◆ EXERCISE DETAILS
Output every line of the material exactly, omitting images.

◆ INPUT DATA
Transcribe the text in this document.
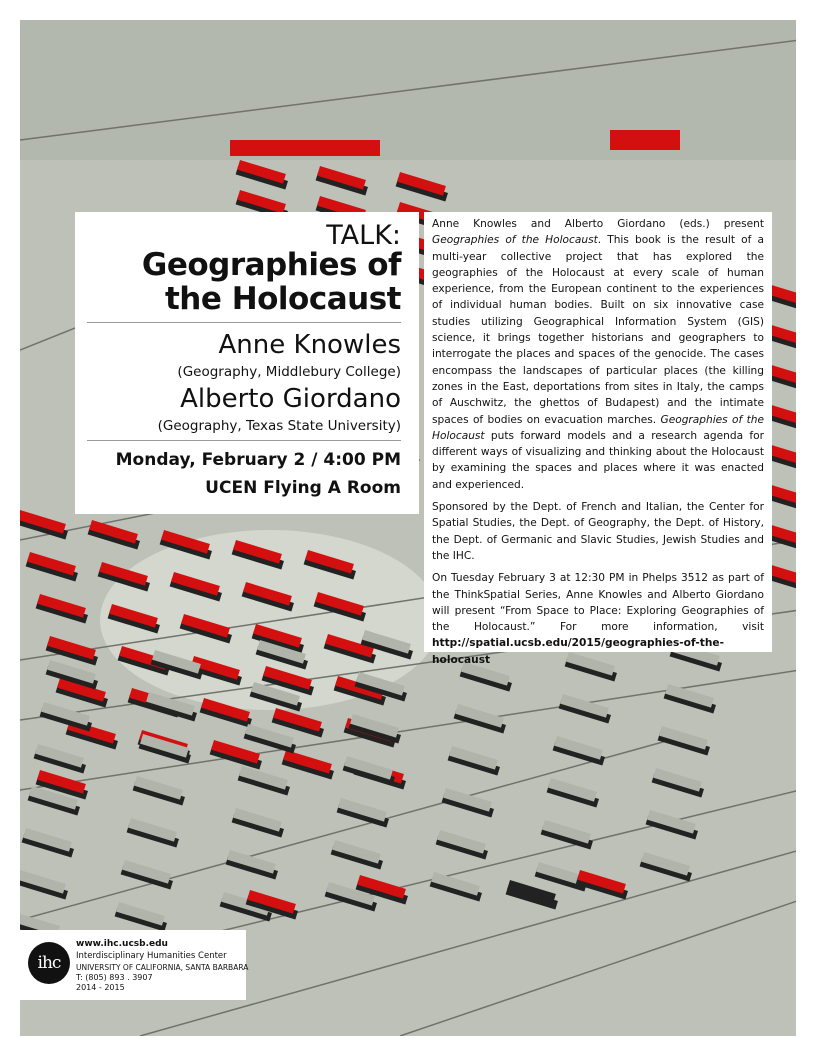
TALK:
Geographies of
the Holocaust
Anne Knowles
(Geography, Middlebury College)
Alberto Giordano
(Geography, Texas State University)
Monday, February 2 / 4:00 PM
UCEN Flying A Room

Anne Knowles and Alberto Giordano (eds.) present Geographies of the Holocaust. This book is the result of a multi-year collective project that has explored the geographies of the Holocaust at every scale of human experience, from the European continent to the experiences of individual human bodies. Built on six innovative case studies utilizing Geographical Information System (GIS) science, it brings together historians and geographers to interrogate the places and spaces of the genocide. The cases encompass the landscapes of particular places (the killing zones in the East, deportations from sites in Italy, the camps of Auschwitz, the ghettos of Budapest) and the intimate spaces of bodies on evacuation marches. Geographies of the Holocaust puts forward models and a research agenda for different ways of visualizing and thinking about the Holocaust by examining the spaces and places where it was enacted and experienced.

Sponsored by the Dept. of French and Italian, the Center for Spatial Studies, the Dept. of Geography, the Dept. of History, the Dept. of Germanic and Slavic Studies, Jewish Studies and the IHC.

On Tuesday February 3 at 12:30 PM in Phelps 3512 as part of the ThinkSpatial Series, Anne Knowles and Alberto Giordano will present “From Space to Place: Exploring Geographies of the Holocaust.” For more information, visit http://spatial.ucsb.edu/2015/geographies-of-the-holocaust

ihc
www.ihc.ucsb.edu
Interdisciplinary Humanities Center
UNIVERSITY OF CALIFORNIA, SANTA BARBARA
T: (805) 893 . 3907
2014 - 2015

◆ TASK SOLUTION
Transcribe the text in this document.
TALK:
Geographies of
the Holocaust
Anne Knowles
(Geography, Middlebury College)
Alberto Giordano
(Geography, Texas State University)
Monday, February 2 / 4:00 PM
UCEN Flying A Room

Anne Knowles and Alberto Giordano (eds.) present Geographies of the Holocaust. This book is the result of a multi-year collective project that has explored the geographies of the Holocaust at every scale of human experience, from the European continent to the experiences of individual human bodies. Built on six innovative case studies utilizing Geographical Information System (GIS) science, it brings together historians and geographers to interrogate the places and spaces of the genocide. The cases encompass the landscapes of particular places (the killing zones in the East, deportations from sites in Italy, the camps of Auschwitz, the ghettos of Budapest) and the intimate spaces of bodies on evacuation marches. Geographies of the Holocaust puts forward models and a research agenda for different ways of visualizing and thinking about the Holocaust by examining the spaces and places where it was enacted and experienced.

Sponsored by the Dept. of French and Italian, the Center for Spatial Studies, the Dept. of Geography, the Dept. of History, the Dept. of Germanic and Slavic Studies, Jewish Studies and the IHC.

On Tuesday February 3 at 12:30 PM in Phelps 3512 as part of the ThinkSpatial Series, Anne Knowles and Alberto Giordano will present “From Space to Place: Exploring Geographies of the Holocaust.” For more information, visit http://spatial.ucsb.edu/2015/geographies-of-the-holocaust

ihc
www.ihc.ucsb.edu
Interdisciplinary Humanities Center
UNIVERSITY OF CALIFORNIA, SANTA BARBARA
T: (805) 893 . 3907
2014 - 2015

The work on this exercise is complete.